Directions for this task » Pick every line from the data that holds the word "state".

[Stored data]
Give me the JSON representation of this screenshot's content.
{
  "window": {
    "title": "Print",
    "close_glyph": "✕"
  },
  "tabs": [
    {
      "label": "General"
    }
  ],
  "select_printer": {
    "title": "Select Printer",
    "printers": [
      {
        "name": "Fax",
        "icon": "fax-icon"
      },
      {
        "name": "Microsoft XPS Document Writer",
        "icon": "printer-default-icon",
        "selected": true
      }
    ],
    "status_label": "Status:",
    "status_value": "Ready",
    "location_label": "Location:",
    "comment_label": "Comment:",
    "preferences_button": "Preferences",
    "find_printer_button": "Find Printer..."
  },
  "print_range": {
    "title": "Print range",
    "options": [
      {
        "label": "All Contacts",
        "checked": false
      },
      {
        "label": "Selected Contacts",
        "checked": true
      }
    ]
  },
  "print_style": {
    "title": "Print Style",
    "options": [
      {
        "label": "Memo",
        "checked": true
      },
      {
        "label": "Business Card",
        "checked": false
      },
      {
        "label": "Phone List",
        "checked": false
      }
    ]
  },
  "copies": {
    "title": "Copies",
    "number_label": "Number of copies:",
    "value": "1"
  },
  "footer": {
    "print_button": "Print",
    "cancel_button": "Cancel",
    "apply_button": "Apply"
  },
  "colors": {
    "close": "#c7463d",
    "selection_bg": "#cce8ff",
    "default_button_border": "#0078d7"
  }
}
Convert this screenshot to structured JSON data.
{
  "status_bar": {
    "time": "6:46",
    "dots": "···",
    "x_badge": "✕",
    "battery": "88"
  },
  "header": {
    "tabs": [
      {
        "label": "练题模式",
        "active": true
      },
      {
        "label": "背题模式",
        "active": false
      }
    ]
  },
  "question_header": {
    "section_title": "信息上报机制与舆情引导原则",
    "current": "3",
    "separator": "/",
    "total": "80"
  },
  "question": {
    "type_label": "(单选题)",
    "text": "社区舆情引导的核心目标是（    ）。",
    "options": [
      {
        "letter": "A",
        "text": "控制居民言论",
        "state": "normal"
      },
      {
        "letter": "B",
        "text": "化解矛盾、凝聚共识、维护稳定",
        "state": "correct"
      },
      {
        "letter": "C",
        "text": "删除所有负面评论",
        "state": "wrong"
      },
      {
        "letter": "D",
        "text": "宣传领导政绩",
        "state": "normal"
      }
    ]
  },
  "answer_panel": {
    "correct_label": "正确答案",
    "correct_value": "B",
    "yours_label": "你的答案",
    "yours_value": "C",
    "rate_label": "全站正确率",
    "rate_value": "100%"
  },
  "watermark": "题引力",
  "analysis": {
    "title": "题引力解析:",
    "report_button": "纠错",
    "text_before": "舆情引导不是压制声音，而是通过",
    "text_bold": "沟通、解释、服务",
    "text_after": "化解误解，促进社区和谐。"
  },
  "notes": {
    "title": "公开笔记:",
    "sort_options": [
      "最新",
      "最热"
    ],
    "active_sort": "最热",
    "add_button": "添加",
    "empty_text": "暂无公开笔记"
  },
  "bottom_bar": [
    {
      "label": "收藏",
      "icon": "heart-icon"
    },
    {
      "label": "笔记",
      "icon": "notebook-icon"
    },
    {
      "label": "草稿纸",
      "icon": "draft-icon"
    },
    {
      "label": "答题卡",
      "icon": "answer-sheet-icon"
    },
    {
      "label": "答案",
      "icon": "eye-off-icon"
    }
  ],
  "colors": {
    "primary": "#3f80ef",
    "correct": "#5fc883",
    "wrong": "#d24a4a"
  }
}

Exercise response »
        "state": "normal"
        "state": "correct"
        "state": "wrong"
        "state": "normal"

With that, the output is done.